───── Data for this task ─────
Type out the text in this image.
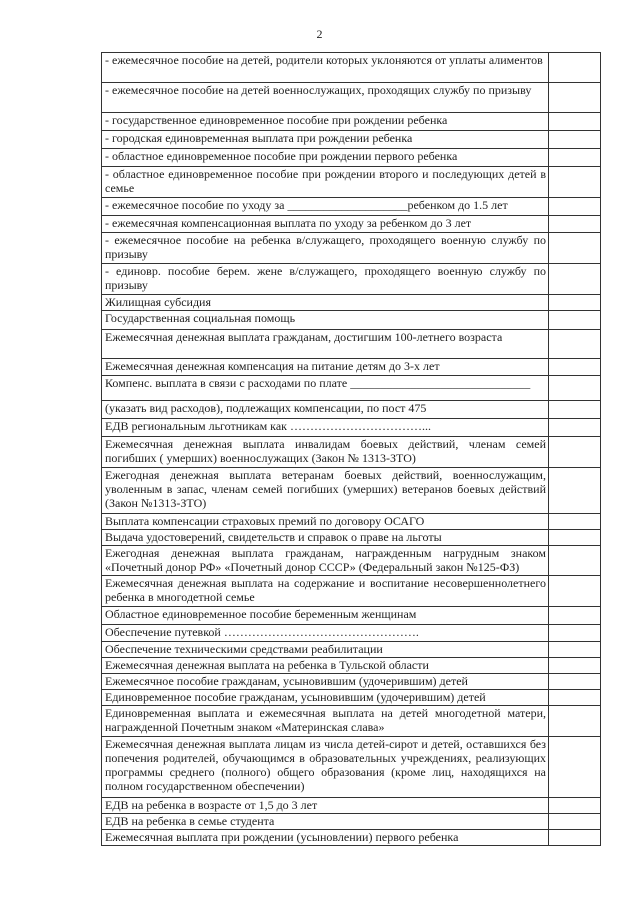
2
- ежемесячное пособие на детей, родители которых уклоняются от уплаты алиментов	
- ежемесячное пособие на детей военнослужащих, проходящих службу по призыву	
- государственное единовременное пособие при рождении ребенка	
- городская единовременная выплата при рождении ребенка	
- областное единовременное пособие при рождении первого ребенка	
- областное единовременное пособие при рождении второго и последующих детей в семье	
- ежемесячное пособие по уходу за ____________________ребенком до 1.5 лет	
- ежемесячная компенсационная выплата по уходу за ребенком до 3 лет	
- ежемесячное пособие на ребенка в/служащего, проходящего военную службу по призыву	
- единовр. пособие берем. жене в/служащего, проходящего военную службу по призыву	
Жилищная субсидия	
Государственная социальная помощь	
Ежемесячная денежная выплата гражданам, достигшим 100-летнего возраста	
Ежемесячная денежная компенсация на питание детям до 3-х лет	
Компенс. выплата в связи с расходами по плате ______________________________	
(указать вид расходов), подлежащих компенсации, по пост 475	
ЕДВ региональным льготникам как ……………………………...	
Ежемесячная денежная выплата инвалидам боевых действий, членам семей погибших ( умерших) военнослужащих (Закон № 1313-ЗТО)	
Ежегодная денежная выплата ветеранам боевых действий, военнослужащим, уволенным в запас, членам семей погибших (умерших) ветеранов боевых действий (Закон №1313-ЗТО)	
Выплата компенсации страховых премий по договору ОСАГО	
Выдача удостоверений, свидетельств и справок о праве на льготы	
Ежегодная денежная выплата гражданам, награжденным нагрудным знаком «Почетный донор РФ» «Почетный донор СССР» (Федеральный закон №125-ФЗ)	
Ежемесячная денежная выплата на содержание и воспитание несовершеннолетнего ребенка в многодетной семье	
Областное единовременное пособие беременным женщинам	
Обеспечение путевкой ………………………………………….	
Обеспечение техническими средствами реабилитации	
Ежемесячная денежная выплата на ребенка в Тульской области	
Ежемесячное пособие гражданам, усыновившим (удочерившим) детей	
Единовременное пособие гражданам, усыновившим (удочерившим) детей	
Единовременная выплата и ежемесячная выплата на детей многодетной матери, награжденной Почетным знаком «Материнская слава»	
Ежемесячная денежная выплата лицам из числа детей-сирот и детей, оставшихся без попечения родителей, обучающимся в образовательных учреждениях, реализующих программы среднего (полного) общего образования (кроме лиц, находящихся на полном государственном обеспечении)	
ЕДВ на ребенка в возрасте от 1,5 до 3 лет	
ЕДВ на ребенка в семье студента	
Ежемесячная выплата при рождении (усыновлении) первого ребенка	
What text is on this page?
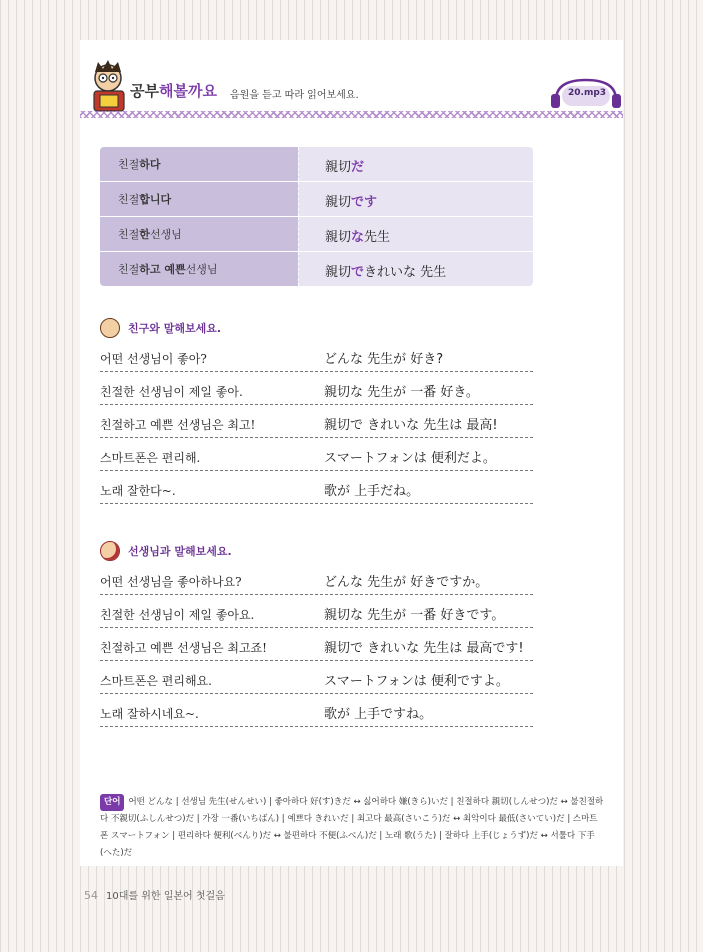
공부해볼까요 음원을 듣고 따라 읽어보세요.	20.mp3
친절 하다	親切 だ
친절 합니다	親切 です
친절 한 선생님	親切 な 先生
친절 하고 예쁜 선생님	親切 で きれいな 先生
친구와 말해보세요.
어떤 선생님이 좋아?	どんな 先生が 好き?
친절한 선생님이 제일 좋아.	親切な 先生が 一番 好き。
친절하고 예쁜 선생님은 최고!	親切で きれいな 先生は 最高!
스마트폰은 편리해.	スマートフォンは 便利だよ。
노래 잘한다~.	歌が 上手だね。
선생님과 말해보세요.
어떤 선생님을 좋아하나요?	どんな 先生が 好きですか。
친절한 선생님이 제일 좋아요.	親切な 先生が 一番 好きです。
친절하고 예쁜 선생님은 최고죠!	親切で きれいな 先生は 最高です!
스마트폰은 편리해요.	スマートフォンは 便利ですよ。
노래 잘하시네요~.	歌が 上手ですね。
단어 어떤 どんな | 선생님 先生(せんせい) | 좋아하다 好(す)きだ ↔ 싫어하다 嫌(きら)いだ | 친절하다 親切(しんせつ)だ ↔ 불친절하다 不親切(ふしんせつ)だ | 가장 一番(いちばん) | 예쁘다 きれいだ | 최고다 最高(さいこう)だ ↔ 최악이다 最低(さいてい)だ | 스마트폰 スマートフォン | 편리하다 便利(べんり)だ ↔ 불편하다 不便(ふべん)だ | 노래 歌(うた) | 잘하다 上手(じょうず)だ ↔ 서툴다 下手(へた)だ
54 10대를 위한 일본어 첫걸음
─────
§ **Aim of the exercise**:
Transcribe the records above verbatim. Do not carry over any picture.

§ **Answer**:
Type out the text in this image.
2
- ежемесячное пособие на детей, родители которых уклоняются от уплаты алиментов	
- ежемесячное пособие на детей военнослужащих, проходящих службу по призыву	
- государственное единовременное пособие при рождении ребенка	
- городская единовременная выплата при рождении ребенка	
- областное единовременное пособие при рождении первого ребенка	
- областное единовременное пособие при рождении второго и последующих детей в семье	
- ежемесячное пособие по уходу за ____________________ребенком до 1.5 лет	
- ежемесячная компенсационная выплата по уходу за ребенком до 3 лет	
- ежемесячное пособие на ребенка в/служащего, проходящего военную службу по призыву	
- единовр. пособие берем. жене в/служащего, проходящего военную службу по призыву	
Жилищная субсидия	
Государственная социальная помощь	
Ежемесячная денежная выплата гражданам, достигшим 100-летнего возраста	
Ежемесячная денежная компенсация на питание детям до 3-х лет	
Компенс. выплата в связи с расходами по плате ______________________________	
(указать вид расходов), подлежащих компенсации, по пост 475	
ЕДВ региональным льготникам как ……………………………...	
Ежемесячная денежная выплата инвалидам боевых действий, членам семей погибших ( умерших) военнослужащих (Закон № 1313-ЗТО)	
Ежегодная денежная выплата ветеранам боевых действий, военнослужащим, уволенным в запас, членам семей погибших (умерших) ветеранов боевых действий (Закон №1313-ЗТО)	
Выплата компенсации страховых премий по договору ОСАГО	
Выдача удостоверений, свидетельств и справок о праве на льготы	
Ежегодная денежная выплата гражданам, награжденным нагрудным знаком «Почетный донор РФ» «Почетный донор СССР» (Федеральный закон №125-ФЗ)	
Ежемесячная денежная выплата на содержание и воспитание несовершеннолетнего ребенка в многодетной семье	
Областное единовременное пособие беременным женщинам	
Обеспечение путевкой ………………………………………….	
Обеспечение техническими средствами реабилитации	
Ежемесячная денежная выплата на ребенка в Тульской области	
Ежемесячное пособие гражданам, усыновившим (удочерившим) детей	
Единовременное пособие гражданам, усыновившим (удочерившим) детей	
Единовременная выплата и ежемесячная выплата на детей многодетной матери, награжденной Почетным знаком «Материнская слава»	
Ежемесячная денежная выплата лицам из числа детей-сирот и детей, оставшихся без попечения родителей, обучающимся в образовательных учреждениях, реализующих программы среднего (полного) общего образования (кроме лиц, находящихся на полном государственном обеспечении)	
ЕДВ на ребенка в возрасте от 1,5 до 3 лет	
ЕДВ на ребенка в семье студента	
Ежемесячная выплата при рождении (усыновлении) первого ребенка	
What text is on this page?
공부해볼까요 음원을 듣고 따라 읽어보세요.	20.mp3
친절 하다	親切 だ
친절 합니다	親切 です
친절 한 선생님	親切 な 先生
친절 하고 예쁜 선생님	親切 で きれいな 先生
친구와 말해보세요.
어떤 선생님이 좋아?	どんな 先生が 好き?
친절한 선생님이 제일 좋아.	親切な 先生が 一番 好き。
친절하고 예쁜 선생님은 최고!	親切で きれいな 先生は 最高!
스마트폰은 편리해.	スマートフォンは 便利だよ。
노래 잘한다~.	歌が 上手だね。
선생님과 말해보세요.
어떤 선생님을 좋아하나요?	どんな 先生が 好きですか。
친절한 선생님이 제일 좋아요.	親切な 先生が 一番 好きです。
친절하고 예쁜 선생님은 최고죠!	親切で きれいな 先生は 最高です!
스마트폰은 편리해요.	スマートフォンは 便利ですよ。
노래 잘하시네요~.	歌が 上手ですね。
단어 어떤 どんな | 선생님 先生(せんせい) | 좋아하다 好(す)きだ ↔ 싫어하다 嫌(きら)いだ | 친절하다 親切(しんせつ)だ ↔ 불친절하다 不親切(ふしんせつ)だ | 가장 一番(いちばん) | 예쁘다 きれいだ | 최고다 最高(さいこう)だ ↔ 최악이다 最低(さいてい)だ | 스마트폰 スマートフォン | 편리하다 便利(べんり)だ ↔ 불편하다 不便(ふべん)だ | 노래 歌(うた) | 잘하다 上手(じょうず)だ ↔ 서툴다 下手(へた)だ
54 10대를 위한 일본어 첫걸음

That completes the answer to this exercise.